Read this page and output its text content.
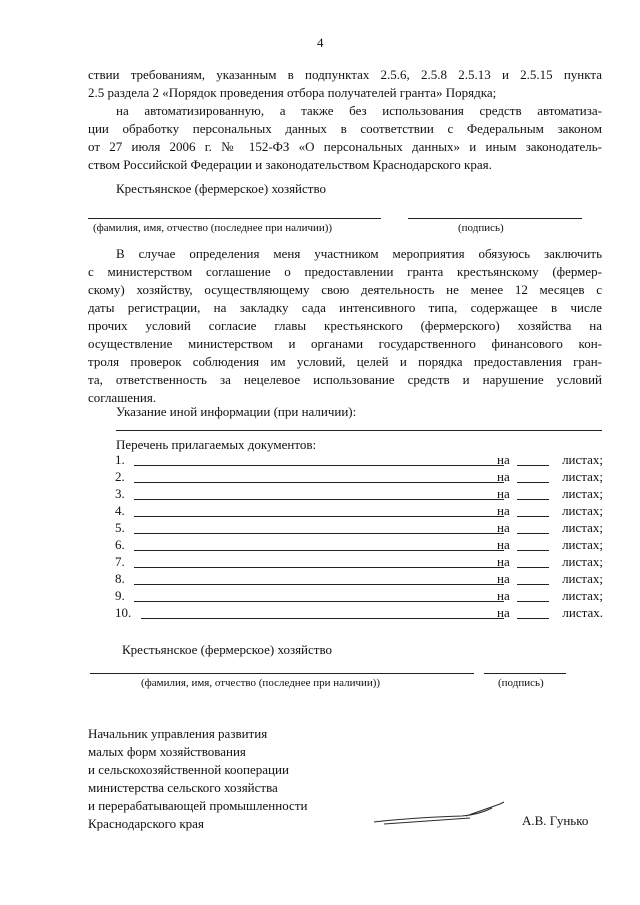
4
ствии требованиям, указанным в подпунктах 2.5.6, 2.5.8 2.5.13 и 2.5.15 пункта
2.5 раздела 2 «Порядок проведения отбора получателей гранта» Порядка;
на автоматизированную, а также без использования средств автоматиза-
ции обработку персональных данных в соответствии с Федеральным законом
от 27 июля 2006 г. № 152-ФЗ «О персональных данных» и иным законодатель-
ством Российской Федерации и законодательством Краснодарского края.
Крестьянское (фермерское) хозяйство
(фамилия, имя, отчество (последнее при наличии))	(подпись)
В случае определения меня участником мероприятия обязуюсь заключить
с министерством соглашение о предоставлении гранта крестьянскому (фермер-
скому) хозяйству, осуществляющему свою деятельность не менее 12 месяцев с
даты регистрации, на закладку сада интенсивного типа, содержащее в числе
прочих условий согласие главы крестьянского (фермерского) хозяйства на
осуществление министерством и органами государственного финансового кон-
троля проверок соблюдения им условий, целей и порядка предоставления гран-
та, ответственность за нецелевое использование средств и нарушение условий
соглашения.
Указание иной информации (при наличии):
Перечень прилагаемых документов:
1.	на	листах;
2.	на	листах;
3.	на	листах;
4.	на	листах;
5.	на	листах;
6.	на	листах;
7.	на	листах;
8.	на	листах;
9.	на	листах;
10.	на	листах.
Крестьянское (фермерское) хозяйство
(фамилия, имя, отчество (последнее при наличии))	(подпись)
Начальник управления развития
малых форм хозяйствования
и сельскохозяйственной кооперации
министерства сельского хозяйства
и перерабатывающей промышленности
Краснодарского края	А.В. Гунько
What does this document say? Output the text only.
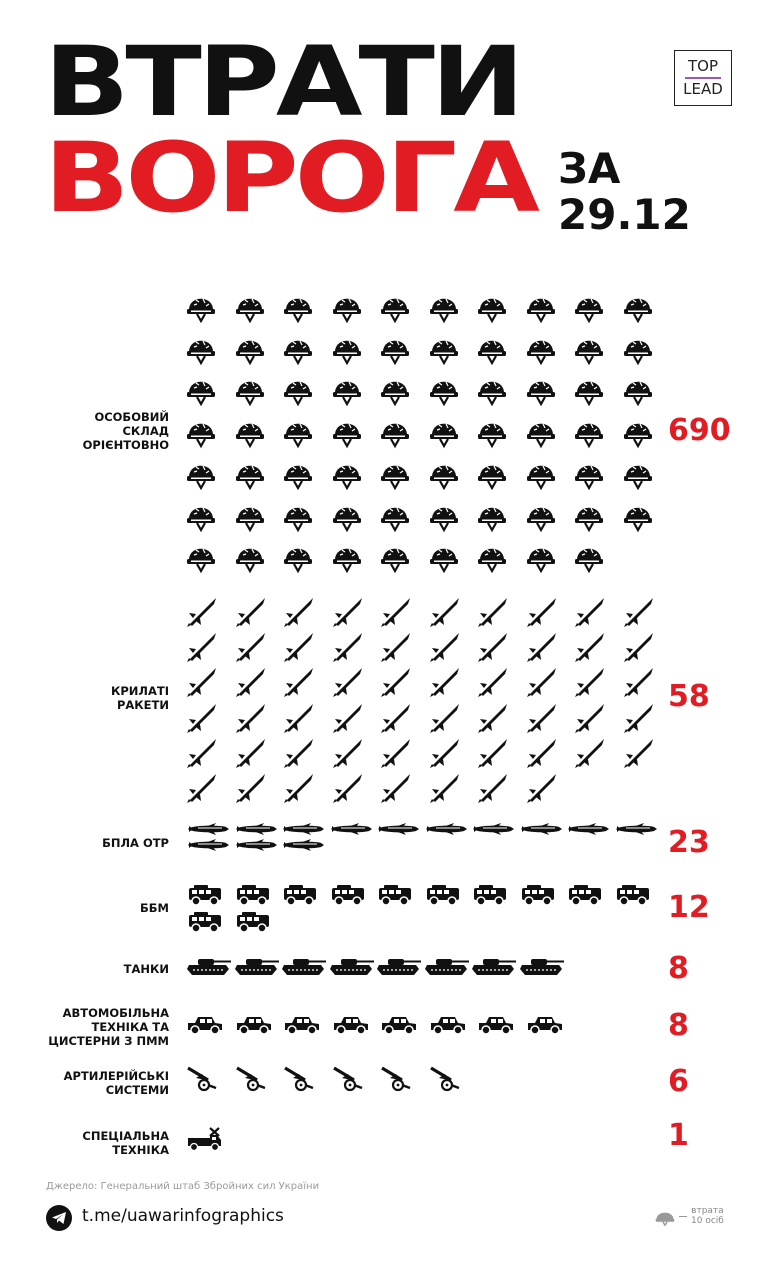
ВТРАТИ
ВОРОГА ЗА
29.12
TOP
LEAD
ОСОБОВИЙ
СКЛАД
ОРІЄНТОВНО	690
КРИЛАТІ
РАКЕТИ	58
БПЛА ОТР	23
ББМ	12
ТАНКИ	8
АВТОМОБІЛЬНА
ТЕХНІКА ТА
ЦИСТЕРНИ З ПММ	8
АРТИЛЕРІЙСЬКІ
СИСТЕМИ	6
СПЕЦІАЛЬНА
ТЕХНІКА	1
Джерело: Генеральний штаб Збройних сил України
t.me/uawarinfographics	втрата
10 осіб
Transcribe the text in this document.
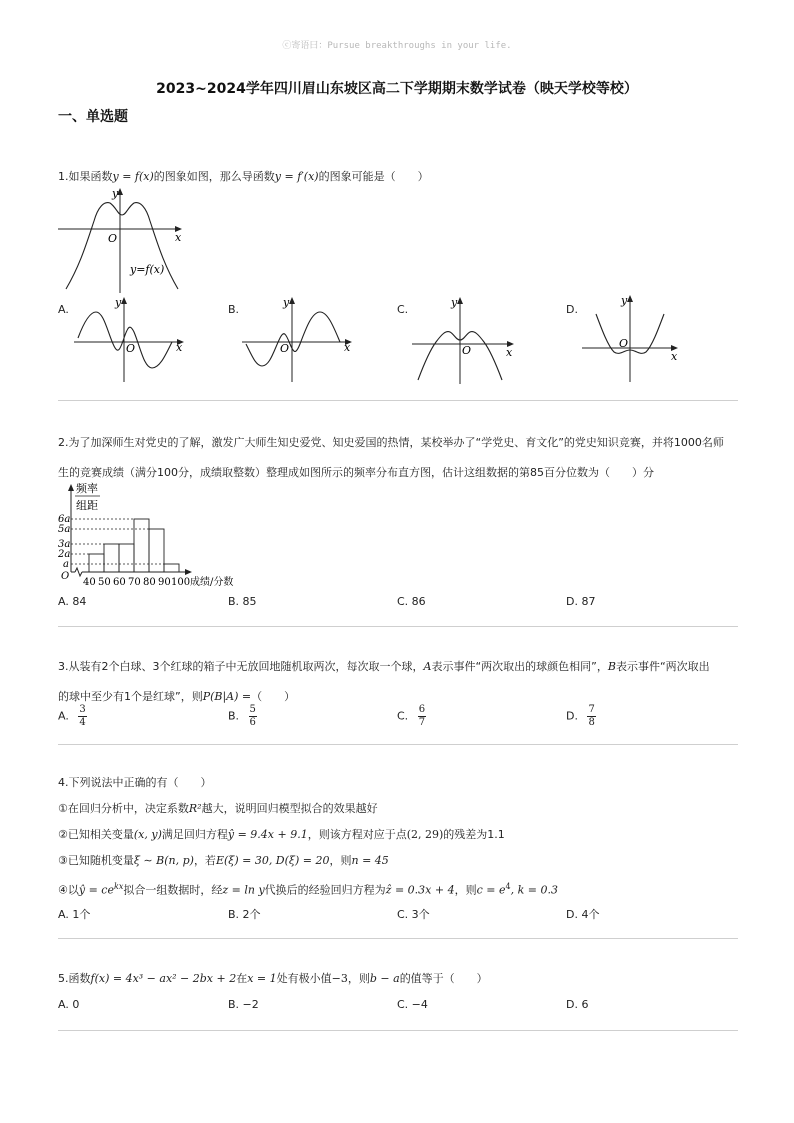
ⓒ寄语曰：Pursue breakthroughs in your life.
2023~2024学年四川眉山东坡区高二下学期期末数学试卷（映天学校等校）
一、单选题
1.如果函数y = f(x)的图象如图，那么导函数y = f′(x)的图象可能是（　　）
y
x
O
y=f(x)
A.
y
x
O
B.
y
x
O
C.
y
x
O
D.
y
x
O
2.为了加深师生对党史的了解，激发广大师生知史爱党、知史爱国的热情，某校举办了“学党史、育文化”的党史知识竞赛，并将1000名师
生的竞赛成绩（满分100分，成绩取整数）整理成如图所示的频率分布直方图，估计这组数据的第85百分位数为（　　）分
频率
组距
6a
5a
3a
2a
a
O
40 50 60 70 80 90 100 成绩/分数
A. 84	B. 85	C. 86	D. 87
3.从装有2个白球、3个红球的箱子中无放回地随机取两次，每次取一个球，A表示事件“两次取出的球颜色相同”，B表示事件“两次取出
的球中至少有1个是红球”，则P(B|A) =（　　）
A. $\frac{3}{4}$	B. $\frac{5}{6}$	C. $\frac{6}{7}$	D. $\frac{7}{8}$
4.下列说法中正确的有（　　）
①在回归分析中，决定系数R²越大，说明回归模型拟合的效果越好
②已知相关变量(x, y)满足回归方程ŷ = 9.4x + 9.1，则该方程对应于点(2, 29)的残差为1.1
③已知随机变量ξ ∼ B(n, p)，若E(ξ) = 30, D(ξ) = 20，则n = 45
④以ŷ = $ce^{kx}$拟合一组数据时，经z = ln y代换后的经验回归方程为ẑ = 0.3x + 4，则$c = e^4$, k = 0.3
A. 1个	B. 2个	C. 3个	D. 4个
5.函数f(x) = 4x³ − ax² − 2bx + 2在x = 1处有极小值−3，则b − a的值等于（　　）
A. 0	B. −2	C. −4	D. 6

*-*-*

[DIRECTION] Find the line containing "Transcribe the text in this document." in the listing above. Please restate word for word that line through the last one, leaving out the pictures.

[RESULT OF THE EXERCISE]
Transcribe the text in this document.
ⓒ寄语曰：Pursue breakthroughs in your life.
2023~2024学年四川眉山东坡区高二下学期期末数学试卷（映天学校等校）
一、单选题
1.如果函数y = f(x)的图象如图，那么导函数y = f′(x)的图象可能是（　　）
y
x
O
y=f(x)
A.
y
x
O
B.
y
x
O
C.
y
x
O
D.
y
x
O
2.为了加深师生对党史的了解，激发广大师生知史爱党、知史爱国的热情，某校举办了“学党史、育文化”的党史知识竞赛，并将1000名师
生的竞赛成绩（满分100分，成绩取整数）整理成如图所示的频率分布直方图，估计这组数据的第85百分位数为（　　）分
频率
组距
6a
5a
3a
2a
a
O
40 50 60 70 80 90 100 成绩/分数
A. 84	B. 85	C. 86	D. 87
3.从装有2个白球、3个红球的箱子中无放回地随机取两次，每次取一个球，A表示事件“两次取出的球颜色相同”，B表示事件“两次取出
的球中至少有1个是红球”，则P(B|A) =（　　）
A. $\frac{3}{4}$	B. $\frac{5}{6}$	C. $\frac{6}{7}$	D. $\frac{7}{8}$
4.下列说法中正确的有（　　）
①在回归分析中，决定系数R²越大，说明回归模型拟合的效果越好
②已知相关变量(x, y)满足回归方程ŷ = 9.4x + 9.1，则该方程对应于点(2, 29)的残差为1.1
③已知随机变量ξ ∼ B(n, p)，若E(ξ) = 30, D(ξ) = 20，则n = 45
④以ŷ = $ce^{kx}$拟合一组数据时，经z = ln y代换后的经验回归方程为ẑ = 0.3x + 4，则$c = e^4$, k = 0.3
A. 1个	B. 2个	C. 3个	D. 4个
5.函数f(x) = 4x³ − ax² − 2bx + 2在x = 1处有极小值−3，则b − a的值等于（　　）
A. 0	B. −2	C. −4	D. 6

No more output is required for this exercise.